▶ **Exercise directions**
Reproduce the listing below in full and without alteration, apart from its pictures.
====== Data shown
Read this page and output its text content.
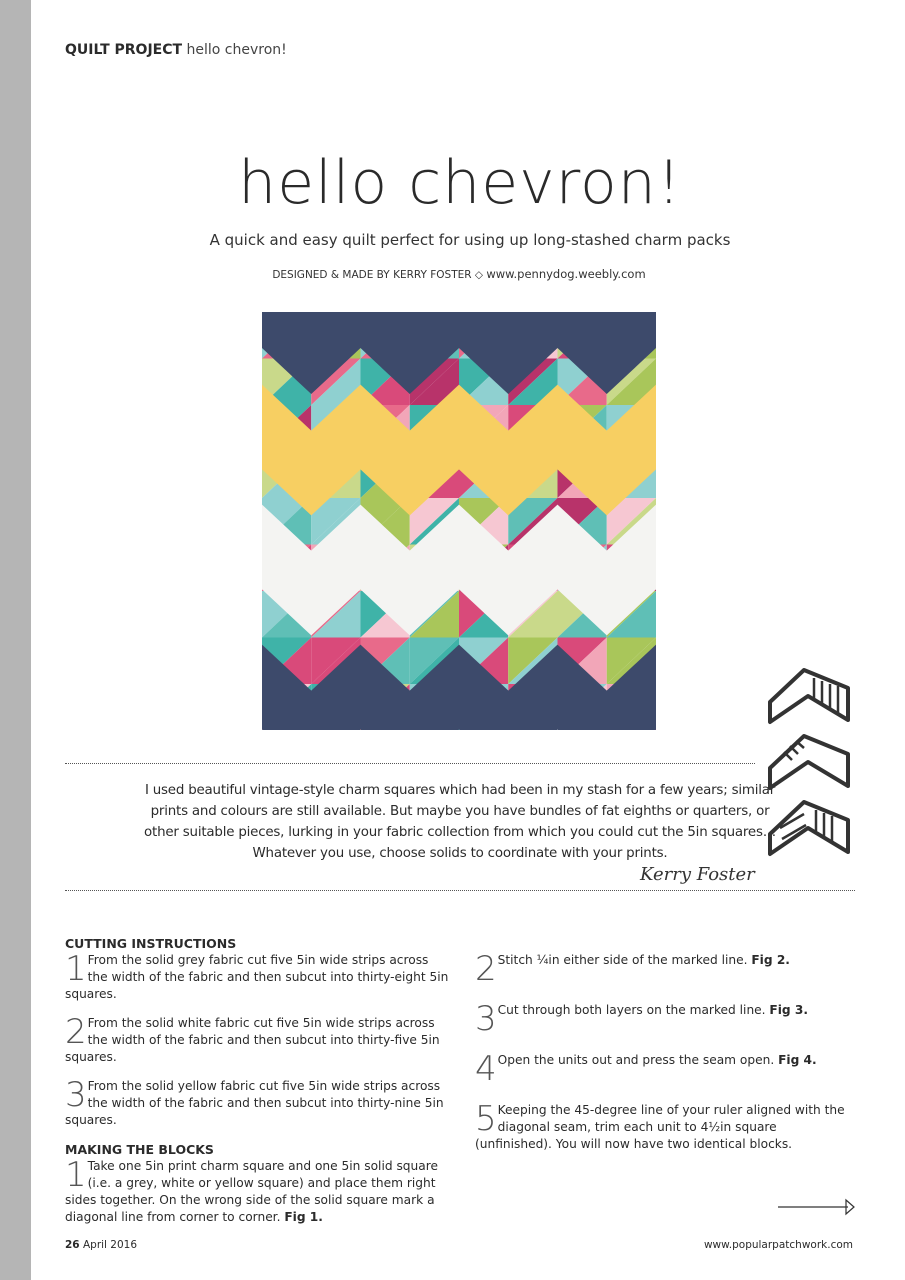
QUILT PROJECT hello chevron!
hello chevron!
A quick and easy quilt perfect for using up long-stashed charm packs
DESIGNED & MADE BY KERRY FOSTER ◇ www.pennydog.weebly.com
I used beautiful vintage-style charm squares which had been in my stash for a few years; similar prints and colours are still available. But maybe you have bundles of fat eighths or quarters, or other suitable pieces, lurking in your fabric collection from which you could cut the 5in squares… Whatever you use, choose solids to coordinate with your prints.
Kerry Foster
CUTTING INSTRUCTIONS

1 From the solid grey fabric cut five 5in wide strips across the width of the fabric and then subcut into thirty-eight 5in squares.

2 From the solid white fabric cut five 5in wide strips across the width of the fabric and then subcut into thirty-five 5in squares.

3 From the solid yellow fabric cut five 5in wide strips across the width of the fabric and then subcut into thirty-nine 5in squares.

MAKING THE BLOCKS

1 Take one 5in print charm square and one 5in solid square (i.e. a grey, white or yellow square) and place them right sides together. On the wrong side of the solid square mark a diagonal line from corner to corner. Fig 1.

2 Stitch ¼in either side of the marked line. Fig 2.

3 Cut through both layers on the marked line. Fig 3.

4 Open the units out and press the seam open. Fig 4.

5 Keeping the 45-degree line of your ruler aligned with the diagonal seam, trim each unit to 4½in square (unfinished). You will now have two identical blocks.

26 April 2016	www.popularpatchwork.com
============
▶ **Finished task**
Read this page and output its text content.
QUILT PROJECT hello chevron!
hello chevron!
A quick and easy quilt perfect for using up long-stashed charm packs
DESIGNED & MADE BY KERRY FOSTER ◇ www.pennydog.weebly.com
I used beautiful vintage-style charm squares which had been in my stash for a few years; similar prints and colours are still available. But maybe you have bundles of fat eighths or quarters, or other suitable pieces, lurking in your fabric collection from which you could cut the 5in squares… Whatever you use, choose solids to coordinate with your prints.
Kerry Foster
CUTTING INSTRUCTIONS

1 From the solid grey fabric cut five 5in wide strips across the width of the fabric and then subcut into thirty-eight 5in squares.

2 From the solid white fabric cut five 5in wide strips across the width of the fabric and then subcut into thirty-five 5in squares.

3 From the solid yellow fabric cut five 5in wide strips across the width of the fabric and then subcut into thirty-nine 5in squares.

MAKING THE BLOCKS

1 Take one 5in print charm square and one 5in solid square (i.e. a grey, white or yellow square) and place them right sides together. On the wrong side of the solid square mark a diagonal line from corner to corner. Fig 1.

2 Stitch ¼in either side of the marked line. Fig 2.

3 Cut through both layers on the marked line. Fig 3.

4 Open the units out and press the seam open. Fig 4.

5 Keeping the 45-degree line of your ruler aligned with the diagonal seam, trim each unit to 4½in square (unfinished). You will now have two identical blocks.

26 April 2016	www.popularpatchwork.com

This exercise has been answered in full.